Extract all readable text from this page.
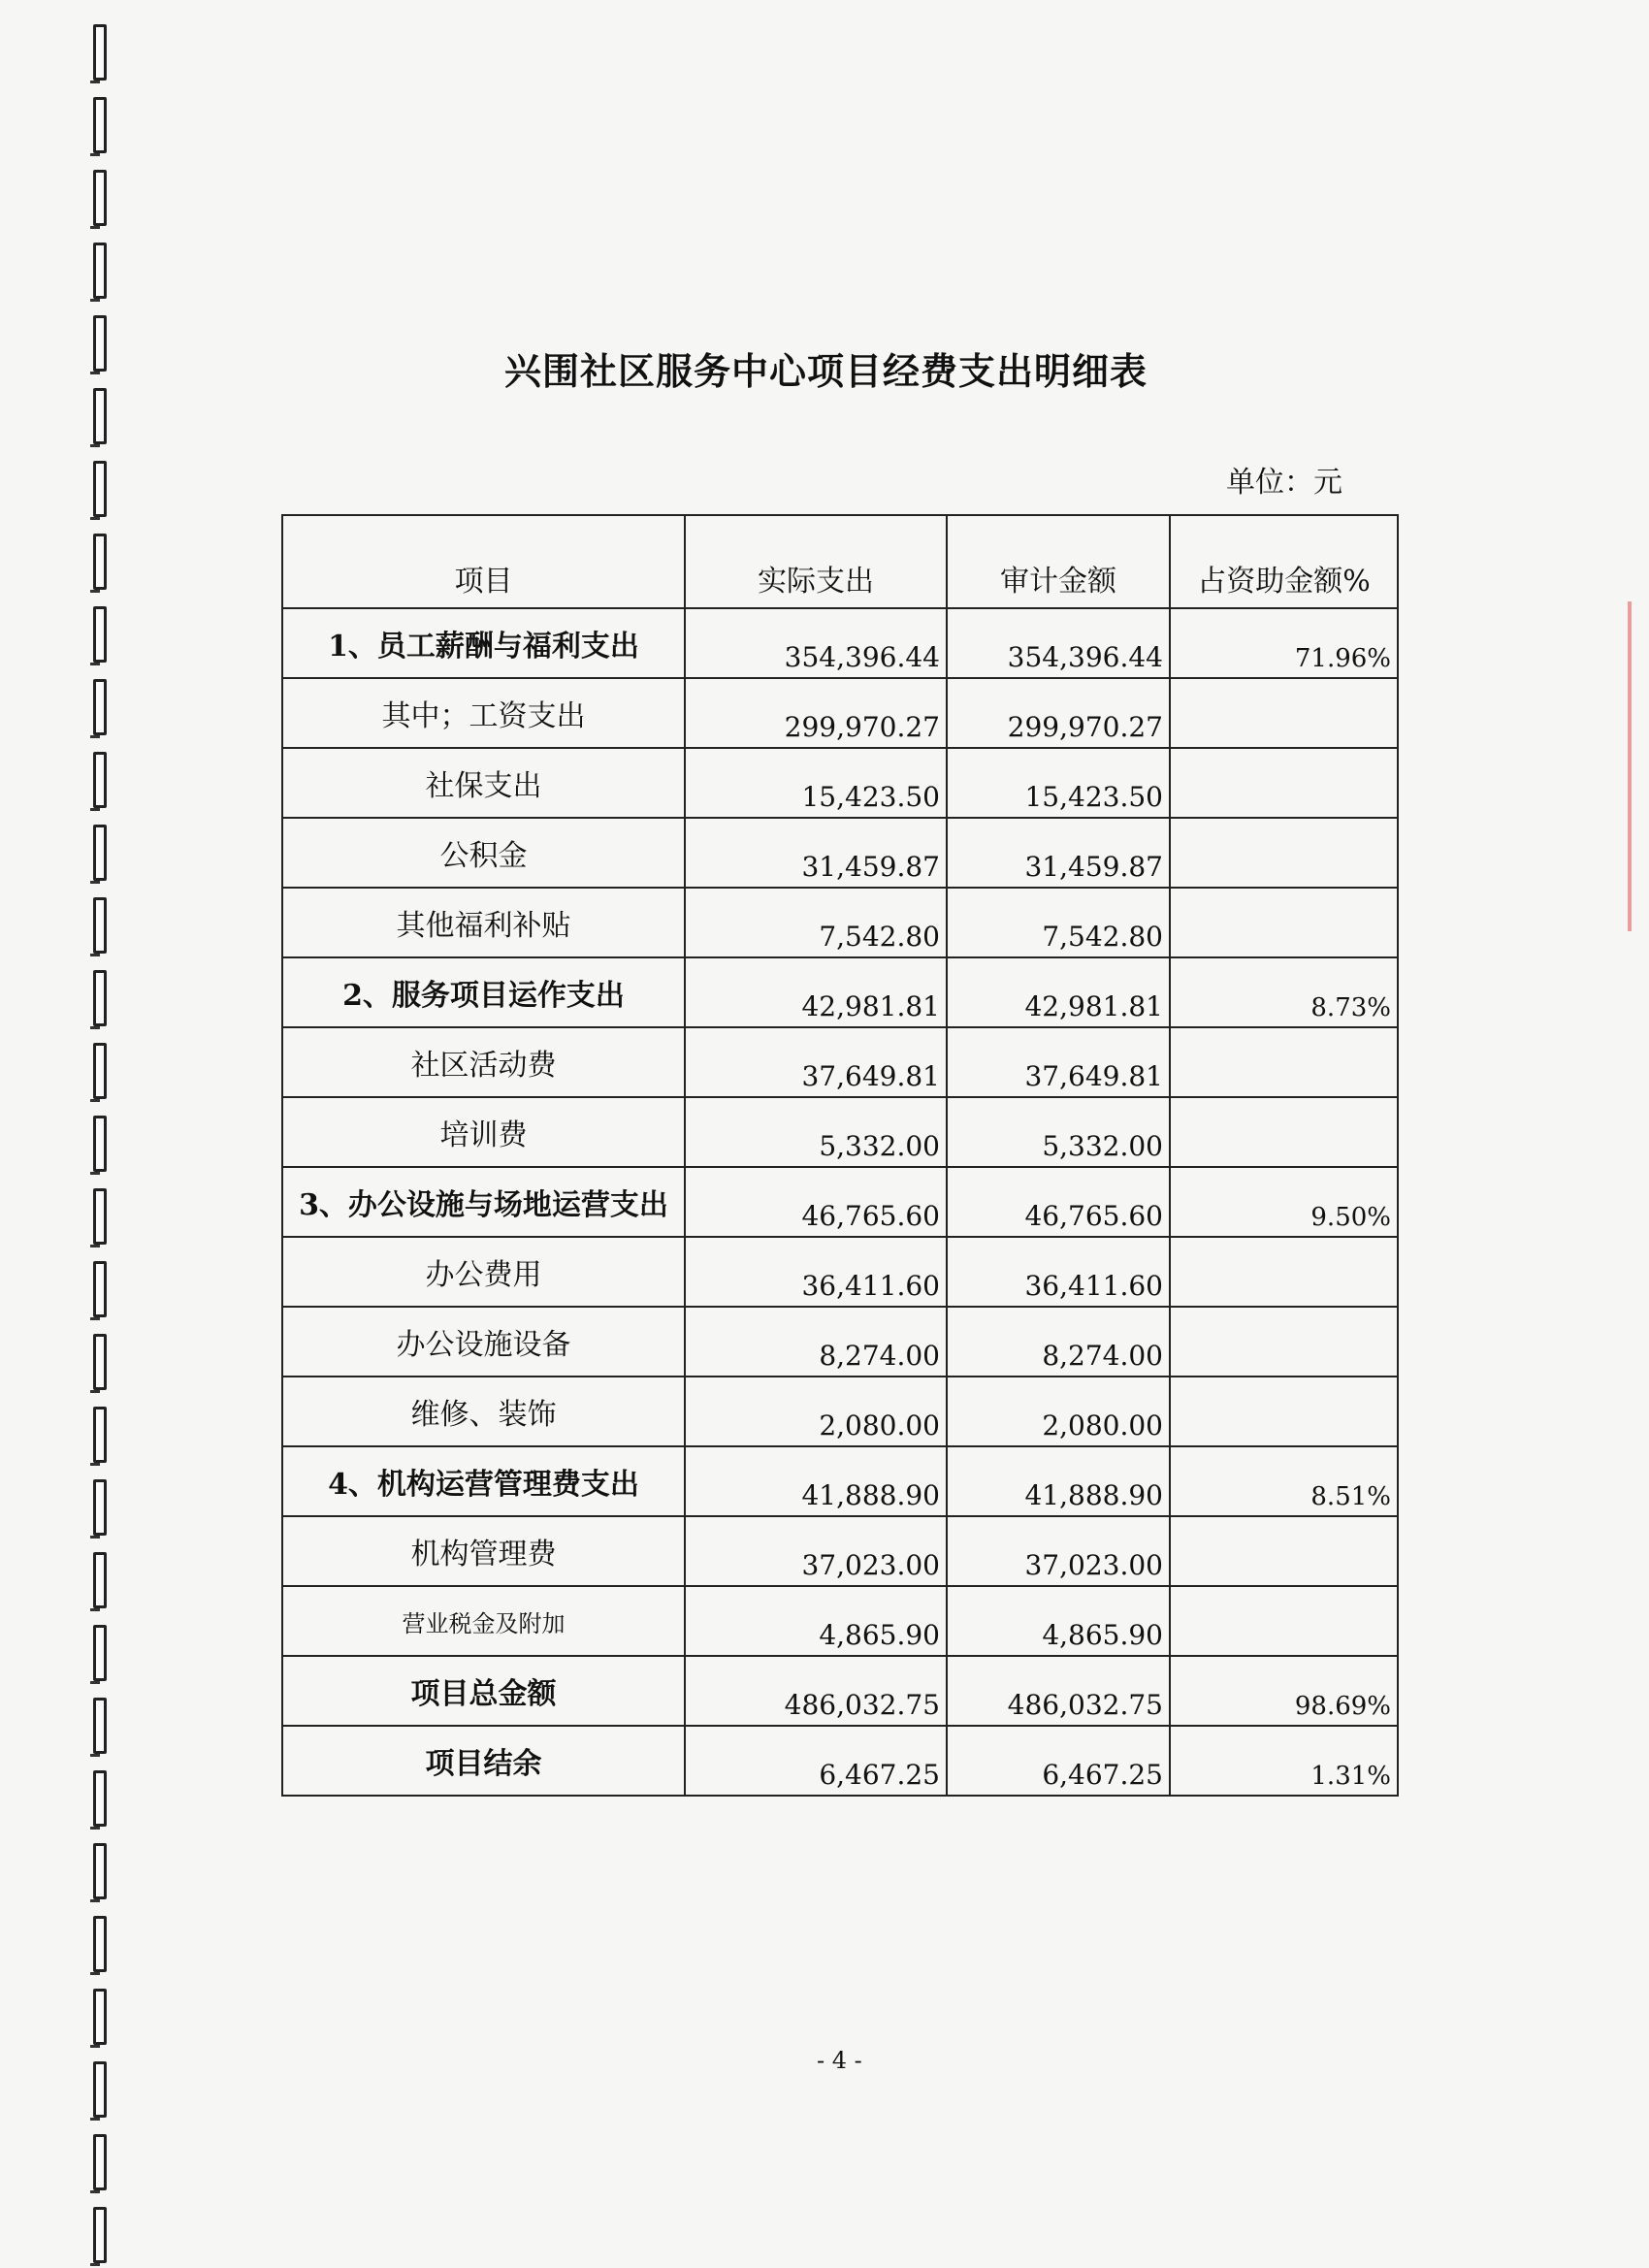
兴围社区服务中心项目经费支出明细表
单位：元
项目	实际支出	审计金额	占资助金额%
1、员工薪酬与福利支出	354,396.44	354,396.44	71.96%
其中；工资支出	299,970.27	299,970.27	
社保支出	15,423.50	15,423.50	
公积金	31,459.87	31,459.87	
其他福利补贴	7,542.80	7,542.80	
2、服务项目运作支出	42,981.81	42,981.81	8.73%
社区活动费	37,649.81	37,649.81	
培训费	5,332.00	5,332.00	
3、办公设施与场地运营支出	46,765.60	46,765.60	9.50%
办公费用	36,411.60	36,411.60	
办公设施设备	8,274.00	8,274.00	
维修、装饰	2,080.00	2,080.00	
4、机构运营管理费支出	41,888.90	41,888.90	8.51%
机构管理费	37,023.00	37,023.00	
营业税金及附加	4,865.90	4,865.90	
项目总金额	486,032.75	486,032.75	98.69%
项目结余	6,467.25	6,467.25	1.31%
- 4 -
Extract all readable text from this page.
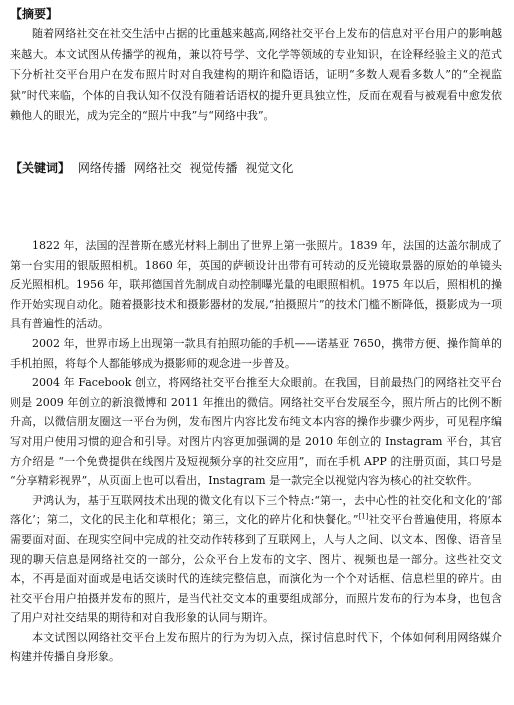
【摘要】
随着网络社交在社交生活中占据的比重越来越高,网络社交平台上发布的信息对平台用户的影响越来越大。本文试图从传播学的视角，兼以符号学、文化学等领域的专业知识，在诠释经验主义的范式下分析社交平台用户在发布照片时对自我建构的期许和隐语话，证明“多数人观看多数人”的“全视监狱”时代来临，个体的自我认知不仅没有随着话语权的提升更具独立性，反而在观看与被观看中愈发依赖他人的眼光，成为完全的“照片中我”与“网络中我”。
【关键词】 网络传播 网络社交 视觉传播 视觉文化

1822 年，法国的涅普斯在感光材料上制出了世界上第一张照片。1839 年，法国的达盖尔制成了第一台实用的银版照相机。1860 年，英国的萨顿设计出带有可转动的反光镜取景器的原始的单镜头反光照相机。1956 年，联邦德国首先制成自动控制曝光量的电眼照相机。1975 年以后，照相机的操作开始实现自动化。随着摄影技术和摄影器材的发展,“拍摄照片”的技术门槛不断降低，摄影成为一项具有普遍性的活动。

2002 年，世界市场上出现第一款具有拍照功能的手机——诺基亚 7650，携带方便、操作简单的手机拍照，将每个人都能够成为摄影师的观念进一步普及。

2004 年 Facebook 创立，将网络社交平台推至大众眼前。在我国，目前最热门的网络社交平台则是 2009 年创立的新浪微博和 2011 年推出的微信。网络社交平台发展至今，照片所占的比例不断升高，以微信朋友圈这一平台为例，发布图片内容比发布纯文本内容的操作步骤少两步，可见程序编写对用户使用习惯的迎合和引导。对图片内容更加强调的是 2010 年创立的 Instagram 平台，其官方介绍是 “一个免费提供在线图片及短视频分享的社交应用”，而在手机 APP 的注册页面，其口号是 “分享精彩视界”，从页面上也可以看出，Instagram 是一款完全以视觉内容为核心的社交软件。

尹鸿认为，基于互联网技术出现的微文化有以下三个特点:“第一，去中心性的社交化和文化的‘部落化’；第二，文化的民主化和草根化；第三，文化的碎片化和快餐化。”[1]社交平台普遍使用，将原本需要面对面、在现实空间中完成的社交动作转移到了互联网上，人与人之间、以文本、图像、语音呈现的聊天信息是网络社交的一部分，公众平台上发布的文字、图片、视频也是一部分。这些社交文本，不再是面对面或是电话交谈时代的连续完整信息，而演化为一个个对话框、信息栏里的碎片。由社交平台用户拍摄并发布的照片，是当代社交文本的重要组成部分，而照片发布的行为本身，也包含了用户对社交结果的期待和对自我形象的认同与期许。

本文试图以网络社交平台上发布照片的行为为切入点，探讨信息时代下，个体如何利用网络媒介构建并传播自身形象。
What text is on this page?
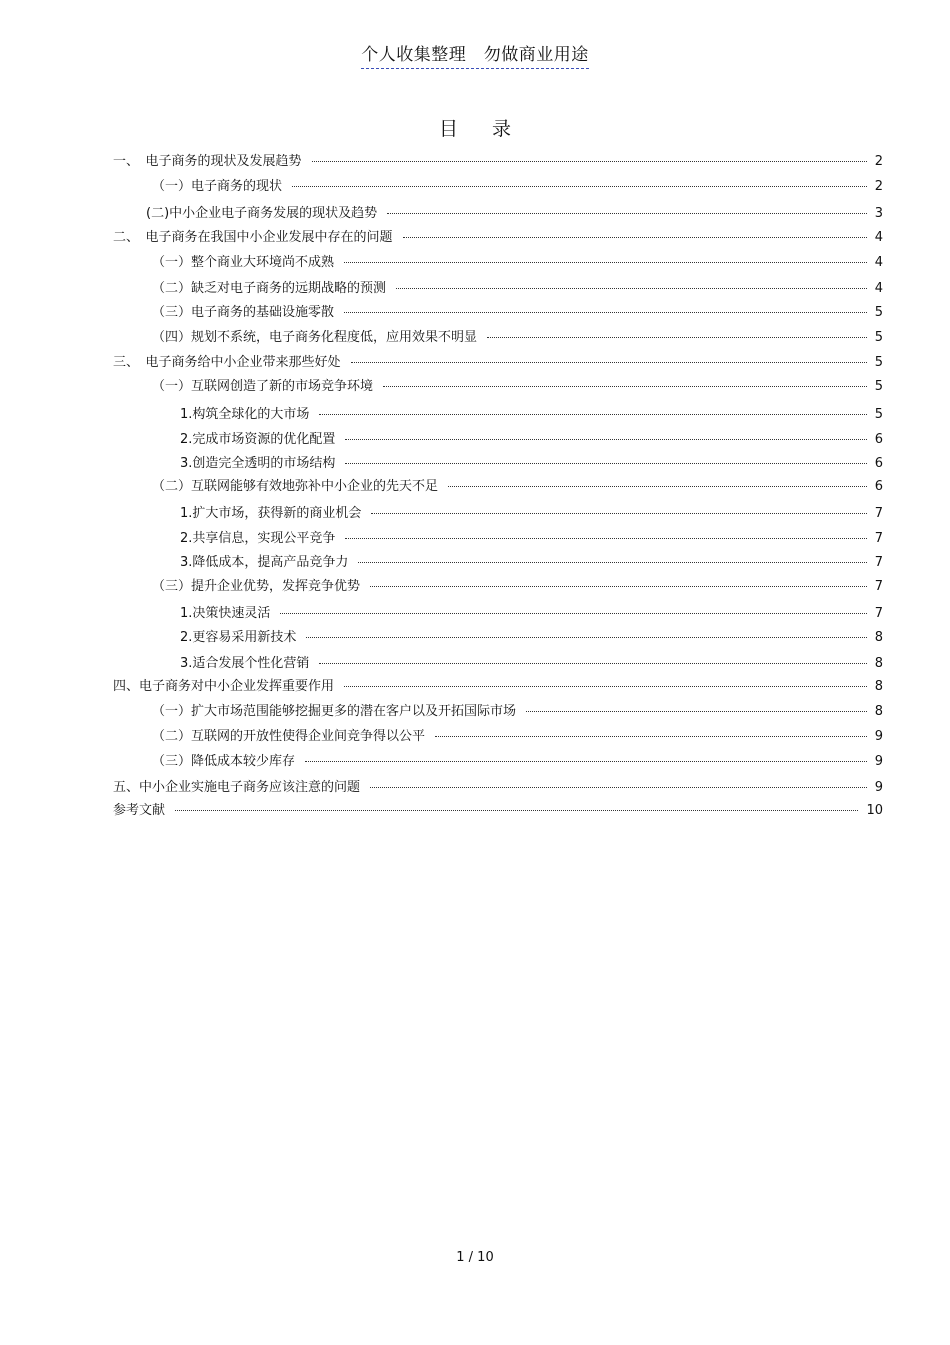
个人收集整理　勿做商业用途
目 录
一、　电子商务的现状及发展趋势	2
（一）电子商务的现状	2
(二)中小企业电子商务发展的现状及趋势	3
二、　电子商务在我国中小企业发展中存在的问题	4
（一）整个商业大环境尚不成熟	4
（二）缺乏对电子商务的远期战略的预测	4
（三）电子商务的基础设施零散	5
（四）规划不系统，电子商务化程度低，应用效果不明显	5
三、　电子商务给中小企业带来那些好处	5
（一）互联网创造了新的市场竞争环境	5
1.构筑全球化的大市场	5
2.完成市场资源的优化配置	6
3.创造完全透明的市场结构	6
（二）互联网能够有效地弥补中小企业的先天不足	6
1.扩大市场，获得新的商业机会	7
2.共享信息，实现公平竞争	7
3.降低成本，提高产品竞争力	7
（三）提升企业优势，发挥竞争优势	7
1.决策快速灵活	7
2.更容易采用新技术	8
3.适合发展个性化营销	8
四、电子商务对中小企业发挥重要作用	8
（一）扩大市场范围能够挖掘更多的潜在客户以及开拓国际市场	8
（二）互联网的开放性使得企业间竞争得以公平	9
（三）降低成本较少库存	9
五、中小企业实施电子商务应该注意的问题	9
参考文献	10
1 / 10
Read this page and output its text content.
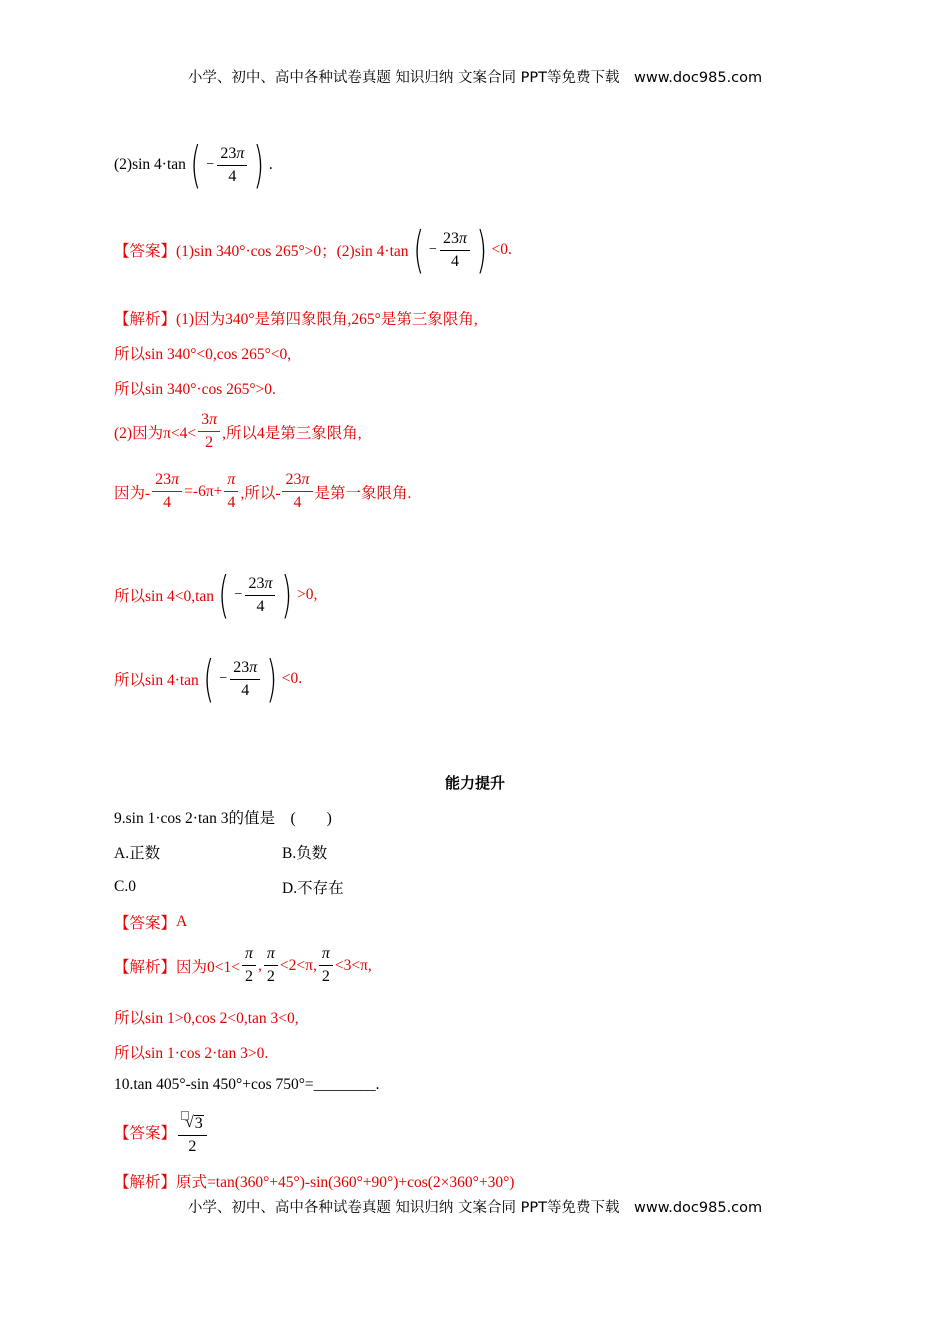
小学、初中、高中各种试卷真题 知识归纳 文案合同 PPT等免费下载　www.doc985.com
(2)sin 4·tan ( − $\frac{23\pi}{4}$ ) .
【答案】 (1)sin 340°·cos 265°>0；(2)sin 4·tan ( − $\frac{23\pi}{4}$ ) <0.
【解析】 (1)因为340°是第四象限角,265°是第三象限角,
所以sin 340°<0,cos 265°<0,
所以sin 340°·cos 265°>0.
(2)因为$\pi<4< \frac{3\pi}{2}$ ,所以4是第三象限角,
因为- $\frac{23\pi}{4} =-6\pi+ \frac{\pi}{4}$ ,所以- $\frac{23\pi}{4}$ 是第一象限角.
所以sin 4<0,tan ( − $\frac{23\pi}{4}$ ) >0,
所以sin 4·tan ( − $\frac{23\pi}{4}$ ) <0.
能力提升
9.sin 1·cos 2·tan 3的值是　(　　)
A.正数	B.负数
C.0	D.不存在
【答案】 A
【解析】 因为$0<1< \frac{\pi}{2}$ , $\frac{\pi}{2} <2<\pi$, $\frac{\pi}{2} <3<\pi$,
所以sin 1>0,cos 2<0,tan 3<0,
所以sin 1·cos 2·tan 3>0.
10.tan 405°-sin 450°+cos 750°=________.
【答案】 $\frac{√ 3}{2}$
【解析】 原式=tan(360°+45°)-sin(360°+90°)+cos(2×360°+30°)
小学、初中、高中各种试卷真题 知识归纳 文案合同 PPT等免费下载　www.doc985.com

# [Required task]
In the records above, locate the lines holding the word "this". Copy each of them.

# [Written answer]
Extract all readable text from this page.
Extract all readable text from this page.
What text is on this page?
Read this page and output its text content.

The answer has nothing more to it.